_The exercise_
Take each line that has the word "name" and return it.

_Dataset records_
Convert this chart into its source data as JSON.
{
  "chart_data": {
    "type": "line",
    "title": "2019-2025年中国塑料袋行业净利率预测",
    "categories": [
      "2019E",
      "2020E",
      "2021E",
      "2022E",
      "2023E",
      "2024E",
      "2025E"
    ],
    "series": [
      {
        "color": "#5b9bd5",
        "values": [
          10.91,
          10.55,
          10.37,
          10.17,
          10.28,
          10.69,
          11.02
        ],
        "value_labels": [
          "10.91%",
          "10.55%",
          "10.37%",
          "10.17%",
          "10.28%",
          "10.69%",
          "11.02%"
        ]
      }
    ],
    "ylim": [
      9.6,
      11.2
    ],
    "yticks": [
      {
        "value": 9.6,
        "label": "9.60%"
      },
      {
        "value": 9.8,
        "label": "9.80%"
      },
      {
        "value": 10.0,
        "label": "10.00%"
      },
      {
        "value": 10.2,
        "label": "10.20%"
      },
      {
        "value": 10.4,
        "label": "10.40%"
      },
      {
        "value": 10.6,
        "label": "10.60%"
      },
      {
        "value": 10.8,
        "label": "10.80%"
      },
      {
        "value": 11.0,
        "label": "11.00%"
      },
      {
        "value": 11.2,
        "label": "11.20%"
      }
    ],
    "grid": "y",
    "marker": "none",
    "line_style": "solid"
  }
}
==
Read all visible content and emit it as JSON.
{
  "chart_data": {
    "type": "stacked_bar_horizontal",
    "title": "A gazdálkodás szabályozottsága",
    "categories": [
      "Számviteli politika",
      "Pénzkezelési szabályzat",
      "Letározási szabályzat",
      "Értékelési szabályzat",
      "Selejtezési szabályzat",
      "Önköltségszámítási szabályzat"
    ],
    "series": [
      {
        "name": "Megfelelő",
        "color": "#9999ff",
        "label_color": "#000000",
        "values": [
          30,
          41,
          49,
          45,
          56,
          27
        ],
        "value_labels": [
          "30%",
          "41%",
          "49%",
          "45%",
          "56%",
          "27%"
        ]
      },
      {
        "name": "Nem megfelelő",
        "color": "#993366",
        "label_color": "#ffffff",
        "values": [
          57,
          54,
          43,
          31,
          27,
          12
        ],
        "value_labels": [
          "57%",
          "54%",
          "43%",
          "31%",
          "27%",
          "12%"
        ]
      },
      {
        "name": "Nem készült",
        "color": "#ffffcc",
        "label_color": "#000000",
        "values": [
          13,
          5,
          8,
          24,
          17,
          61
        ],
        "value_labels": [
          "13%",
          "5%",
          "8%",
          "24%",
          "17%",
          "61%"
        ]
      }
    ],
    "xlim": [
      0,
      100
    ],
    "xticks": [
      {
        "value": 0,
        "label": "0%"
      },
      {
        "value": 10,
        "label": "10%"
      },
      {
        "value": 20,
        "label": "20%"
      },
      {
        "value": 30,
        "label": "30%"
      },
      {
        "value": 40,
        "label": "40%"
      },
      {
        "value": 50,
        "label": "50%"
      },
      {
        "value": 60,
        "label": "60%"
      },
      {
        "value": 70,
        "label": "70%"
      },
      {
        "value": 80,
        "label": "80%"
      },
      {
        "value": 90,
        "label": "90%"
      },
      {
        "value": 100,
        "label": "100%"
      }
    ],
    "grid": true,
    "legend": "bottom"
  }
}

_Complete answer_
        "name": "Megfelelő",
        "name": "Nem megfelelő",
        "name": "Nem készült",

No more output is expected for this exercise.